§ Stored entries:
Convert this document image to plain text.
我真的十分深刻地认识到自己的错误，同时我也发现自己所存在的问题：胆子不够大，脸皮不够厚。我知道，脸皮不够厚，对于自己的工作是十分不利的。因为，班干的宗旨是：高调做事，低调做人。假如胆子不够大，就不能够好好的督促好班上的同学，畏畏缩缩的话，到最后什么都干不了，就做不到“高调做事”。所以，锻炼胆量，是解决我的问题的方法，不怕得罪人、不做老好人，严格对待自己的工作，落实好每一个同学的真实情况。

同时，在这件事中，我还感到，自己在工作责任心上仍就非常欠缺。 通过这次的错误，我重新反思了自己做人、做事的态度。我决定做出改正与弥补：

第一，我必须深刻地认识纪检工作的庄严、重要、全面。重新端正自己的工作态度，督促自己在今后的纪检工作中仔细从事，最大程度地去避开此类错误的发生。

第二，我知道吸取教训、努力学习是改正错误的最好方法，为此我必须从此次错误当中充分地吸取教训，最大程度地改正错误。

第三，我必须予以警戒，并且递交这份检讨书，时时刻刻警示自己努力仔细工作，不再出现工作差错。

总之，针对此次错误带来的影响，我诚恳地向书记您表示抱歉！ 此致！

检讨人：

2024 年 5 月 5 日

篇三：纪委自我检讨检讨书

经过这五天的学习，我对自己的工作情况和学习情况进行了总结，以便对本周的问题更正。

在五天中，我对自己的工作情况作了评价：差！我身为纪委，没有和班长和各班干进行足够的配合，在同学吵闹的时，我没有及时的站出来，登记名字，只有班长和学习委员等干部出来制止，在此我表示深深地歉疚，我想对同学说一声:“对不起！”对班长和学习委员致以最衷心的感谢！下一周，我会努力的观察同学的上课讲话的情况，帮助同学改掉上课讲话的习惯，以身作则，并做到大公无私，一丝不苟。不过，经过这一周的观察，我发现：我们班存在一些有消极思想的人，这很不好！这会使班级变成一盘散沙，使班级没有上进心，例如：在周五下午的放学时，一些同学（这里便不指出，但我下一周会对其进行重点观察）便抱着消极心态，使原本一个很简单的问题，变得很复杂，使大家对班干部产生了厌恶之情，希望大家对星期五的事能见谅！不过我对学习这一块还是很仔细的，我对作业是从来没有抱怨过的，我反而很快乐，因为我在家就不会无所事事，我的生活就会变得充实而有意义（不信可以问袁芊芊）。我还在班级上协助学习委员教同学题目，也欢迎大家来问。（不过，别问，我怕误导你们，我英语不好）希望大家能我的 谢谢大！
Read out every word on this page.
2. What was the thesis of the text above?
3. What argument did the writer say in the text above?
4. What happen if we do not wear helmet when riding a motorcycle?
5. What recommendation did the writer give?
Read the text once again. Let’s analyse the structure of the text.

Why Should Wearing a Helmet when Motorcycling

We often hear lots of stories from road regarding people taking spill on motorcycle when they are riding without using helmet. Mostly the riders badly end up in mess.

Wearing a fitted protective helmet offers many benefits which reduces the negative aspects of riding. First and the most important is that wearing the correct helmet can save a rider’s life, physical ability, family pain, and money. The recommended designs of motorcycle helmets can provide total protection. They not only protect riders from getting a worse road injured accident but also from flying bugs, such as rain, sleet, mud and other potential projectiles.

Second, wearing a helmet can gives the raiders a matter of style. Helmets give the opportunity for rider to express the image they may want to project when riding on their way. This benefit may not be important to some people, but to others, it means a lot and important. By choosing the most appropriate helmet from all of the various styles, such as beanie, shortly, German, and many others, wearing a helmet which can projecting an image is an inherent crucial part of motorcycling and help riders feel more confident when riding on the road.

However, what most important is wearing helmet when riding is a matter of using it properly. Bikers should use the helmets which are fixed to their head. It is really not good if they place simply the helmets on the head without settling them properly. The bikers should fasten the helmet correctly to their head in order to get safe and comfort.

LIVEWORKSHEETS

§ Job: Scan the lines for the string "from". Pick out every line that has it.

§ Reply:
We often hear lots of stories from road regarding people taking spill on motorcycle when they are riding without using helmet. Mostly the riders badly end up in mess.
Wearing a fitted protective helmet offers many benefits which reduces the negative aspects of riding. First and the most important is that wearing the correct helmet can save a rider’s life, physical ability, family pain, and money. The recommended designs of motorcycle helmets can provide total protection. They not only protect riders from getting a worse road injured accident but also from flying bugs, such as rain, sleet, mud and other potential projectiles.
Second, wearing a helmet can gives the raiders a matter of style. Helmets give the opportunity for rider to express the image they may want to project when riding on their way. This benefit may not be important to some people, but to others, it means a lot and important. By choosing the most appropriate helmet from all of the various styles, such as beanie, shortly, German, and many others, wearing a helmet which can projecting an image is an inherent crucial part of motorcycling and help riders feel more confident when riding on the road.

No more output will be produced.